### What to work on
Revise the data from the first line up to and including the line with "toc-number-badge: 02 xyxy=(1338,793,1413,868)", replacing "wall-calligraphy" with "wall-inscription" and leaving everything else unchanged.
------------------------------------------------------------
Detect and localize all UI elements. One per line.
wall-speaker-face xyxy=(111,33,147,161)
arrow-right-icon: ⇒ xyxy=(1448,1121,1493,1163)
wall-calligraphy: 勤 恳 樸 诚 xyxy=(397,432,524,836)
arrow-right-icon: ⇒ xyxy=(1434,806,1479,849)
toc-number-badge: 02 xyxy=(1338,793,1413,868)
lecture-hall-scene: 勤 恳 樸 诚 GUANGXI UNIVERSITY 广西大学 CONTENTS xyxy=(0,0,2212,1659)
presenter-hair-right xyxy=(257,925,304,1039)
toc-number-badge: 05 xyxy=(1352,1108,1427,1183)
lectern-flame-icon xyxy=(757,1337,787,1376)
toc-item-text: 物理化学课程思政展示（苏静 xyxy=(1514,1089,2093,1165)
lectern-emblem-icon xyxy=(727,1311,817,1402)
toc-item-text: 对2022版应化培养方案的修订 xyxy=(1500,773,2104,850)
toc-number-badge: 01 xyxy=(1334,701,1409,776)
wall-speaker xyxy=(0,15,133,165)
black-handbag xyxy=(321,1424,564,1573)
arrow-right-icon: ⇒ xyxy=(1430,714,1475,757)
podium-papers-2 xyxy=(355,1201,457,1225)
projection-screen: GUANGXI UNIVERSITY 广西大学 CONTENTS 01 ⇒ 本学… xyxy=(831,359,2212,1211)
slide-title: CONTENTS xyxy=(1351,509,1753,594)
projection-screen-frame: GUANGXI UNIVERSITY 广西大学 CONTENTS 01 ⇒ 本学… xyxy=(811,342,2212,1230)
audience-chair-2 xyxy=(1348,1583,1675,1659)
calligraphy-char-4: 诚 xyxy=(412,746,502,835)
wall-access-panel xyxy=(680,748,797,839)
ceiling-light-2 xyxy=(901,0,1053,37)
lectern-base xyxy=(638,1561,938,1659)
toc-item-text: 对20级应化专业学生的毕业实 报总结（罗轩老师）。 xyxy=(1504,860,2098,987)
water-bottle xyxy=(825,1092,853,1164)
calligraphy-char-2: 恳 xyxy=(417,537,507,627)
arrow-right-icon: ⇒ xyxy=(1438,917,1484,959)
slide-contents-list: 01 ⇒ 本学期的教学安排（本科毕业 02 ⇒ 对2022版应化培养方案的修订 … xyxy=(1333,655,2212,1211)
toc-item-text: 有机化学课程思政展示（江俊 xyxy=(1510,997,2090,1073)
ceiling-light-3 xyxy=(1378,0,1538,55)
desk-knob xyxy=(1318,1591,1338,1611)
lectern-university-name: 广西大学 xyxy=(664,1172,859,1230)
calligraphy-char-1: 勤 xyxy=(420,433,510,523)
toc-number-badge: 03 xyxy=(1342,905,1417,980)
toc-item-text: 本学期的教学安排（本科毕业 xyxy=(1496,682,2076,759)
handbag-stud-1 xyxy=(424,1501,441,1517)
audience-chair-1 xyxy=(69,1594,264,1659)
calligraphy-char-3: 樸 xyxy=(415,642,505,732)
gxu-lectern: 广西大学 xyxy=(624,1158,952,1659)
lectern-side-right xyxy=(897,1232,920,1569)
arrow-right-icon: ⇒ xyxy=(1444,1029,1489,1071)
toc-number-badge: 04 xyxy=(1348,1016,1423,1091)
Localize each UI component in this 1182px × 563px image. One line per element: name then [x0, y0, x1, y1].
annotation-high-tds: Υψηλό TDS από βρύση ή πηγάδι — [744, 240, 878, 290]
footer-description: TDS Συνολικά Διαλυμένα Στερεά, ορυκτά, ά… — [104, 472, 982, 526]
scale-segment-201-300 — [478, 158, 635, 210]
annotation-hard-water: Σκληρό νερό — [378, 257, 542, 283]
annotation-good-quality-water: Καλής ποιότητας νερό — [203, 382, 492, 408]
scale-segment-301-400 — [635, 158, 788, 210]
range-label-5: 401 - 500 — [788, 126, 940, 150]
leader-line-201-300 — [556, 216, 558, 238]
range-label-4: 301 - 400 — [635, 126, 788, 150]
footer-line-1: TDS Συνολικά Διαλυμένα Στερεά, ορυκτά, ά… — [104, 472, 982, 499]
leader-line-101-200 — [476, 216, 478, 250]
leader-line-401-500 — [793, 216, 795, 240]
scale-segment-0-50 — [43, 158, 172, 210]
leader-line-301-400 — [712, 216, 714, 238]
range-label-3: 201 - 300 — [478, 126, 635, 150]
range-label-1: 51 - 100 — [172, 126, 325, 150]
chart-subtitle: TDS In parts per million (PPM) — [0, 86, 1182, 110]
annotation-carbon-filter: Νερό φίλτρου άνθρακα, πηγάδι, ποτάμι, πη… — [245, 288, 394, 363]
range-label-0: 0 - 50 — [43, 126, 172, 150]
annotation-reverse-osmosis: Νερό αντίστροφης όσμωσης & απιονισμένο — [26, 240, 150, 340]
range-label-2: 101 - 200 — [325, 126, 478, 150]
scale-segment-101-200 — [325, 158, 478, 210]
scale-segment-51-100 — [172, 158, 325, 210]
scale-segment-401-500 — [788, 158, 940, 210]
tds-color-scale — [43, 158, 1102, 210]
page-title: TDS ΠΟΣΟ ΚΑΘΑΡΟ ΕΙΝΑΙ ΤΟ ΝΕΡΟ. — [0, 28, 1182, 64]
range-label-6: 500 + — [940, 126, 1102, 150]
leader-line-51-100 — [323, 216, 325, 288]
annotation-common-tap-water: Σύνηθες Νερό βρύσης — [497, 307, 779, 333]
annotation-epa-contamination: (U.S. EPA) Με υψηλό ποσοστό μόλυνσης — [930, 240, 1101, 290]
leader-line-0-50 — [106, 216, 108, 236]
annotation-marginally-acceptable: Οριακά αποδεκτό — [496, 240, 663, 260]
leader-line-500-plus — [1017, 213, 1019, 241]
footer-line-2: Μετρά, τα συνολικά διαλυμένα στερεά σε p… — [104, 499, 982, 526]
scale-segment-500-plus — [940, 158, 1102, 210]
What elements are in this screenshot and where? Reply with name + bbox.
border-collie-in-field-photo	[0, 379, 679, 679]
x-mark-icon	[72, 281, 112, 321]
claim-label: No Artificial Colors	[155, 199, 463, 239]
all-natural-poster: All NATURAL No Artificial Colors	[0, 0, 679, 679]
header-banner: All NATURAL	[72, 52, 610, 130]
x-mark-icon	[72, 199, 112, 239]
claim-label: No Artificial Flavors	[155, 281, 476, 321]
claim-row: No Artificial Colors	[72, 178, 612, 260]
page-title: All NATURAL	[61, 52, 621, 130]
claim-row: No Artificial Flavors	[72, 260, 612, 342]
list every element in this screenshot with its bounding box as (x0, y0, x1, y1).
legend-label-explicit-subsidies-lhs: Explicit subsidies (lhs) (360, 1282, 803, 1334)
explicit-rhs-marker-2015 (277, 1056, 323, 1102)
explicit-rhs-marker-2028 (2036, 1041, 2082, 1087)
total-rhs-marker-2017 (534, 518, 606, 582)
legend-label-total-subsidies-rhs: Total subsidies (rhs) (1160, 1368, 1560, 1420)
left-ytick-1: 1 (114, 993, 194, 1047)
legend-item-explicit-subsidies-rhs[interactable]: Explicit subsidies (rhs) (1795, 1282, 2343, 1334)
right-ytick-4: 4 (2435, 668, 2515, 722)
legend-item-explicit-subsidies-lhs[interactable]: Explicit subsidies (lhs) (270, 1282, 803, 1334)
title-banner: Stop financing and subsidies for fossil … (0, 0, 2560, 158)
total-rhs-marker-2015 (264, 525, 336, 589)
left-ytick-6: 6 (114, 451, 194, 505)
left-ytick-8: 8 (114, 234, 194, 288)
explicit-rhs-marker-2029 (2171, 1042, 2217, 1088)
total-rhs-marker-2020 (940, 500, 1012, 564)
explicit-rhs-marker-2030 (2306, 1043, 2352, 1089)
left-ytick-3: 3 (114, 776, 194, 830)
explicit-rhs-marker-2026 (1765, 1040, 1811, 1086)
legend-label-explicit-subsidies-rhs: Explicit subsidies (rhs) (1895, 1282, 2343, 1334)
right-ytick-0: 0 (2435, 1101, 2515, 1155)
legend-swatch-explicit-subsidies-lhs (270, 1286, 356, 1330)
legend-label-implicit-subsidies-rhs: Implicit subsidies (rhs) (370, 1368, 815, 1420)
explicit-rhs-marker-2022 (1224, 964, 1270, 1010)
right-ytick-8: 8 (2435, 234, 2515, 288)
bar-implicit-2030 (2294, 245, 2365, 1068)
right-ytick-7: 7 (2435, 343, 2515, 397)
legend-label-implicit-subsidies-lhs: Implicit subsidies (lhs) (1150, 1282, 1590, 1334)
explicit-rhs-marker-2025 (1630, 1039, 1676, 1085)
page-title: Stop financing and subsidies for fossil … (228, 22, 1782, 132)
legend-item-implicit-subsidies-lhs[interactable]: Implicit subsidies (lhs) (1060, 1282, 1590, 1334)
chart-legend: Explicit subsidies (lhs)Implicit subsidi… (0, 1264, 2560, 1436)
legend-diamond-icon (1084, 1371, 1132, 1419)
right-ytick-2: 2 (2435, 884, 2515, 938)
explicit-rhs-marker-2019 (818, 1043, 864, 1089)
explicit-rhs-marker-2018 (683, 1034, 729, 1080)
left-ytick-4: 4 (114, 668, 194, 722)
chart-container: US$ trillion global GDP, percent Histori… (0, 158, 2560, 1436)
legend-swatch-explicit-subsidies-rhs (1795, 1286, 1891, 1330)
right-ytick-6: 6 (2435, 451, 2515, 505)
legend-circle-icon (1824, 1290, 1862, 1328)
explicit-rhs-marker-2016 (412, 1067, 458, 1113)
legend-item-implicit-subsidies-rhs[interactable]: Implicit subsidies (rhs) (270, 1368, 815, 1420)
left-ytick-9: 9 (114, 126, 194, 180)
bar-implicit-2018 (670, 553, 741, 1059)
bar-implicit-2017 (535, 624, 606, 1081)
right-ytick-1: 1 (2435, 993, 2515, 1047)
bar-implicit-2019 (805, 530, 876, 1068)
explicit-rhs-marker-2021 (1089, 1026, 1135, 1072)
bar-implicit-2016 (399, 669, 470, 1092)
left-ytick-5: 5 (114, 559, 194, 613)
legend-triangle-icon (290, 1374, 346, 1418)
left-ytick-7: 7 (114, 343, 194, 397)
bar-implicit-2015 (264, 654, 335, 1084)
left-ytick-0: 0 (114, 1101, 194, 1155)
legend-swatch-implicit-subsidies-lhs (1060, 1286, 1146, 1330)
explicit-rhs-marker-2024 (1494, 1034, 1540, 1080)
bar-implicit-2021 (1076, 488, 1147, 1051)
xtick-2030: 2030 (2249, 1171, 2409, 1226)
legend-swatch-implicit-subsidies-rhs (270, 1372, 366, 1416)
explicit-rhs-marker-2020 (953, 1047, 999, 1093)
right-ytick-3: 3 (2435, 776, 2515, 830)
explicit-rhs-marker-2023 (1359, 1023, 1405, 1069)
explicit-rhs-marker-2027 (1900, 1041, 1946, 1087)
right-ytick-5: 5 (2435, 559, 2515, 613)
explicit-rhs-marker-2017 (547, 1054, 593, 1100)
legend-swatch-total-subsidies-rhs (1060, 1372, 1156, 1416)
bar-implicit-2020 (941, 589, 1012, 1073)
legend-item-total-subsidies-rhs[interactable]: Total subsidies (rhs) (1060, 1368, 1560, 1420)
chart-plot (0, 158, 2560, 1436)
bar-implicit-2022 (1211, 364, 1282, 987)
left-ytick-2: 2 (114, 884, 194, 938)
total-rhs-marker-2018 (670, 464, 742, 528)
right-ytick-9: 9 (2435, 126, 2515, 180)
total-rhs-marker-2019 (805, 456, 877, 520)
------------------------------------------------------------
### Exercise result
Detect and localize all UI elements. One per line.
wall-speaker-face xyxy=(111,33,147,161)
arrow-right-icon: ⇒ xyxy=(1448,1121,1493,1163)
wall-inscription: 勤 恳 樸 诚 xyxy=(397,432,524,836)
arrow-right-icon: ⇒ xyxy=(1434,806,1479,849)
toc-number-badge: 02 xyxy=(1338,793,1413,868)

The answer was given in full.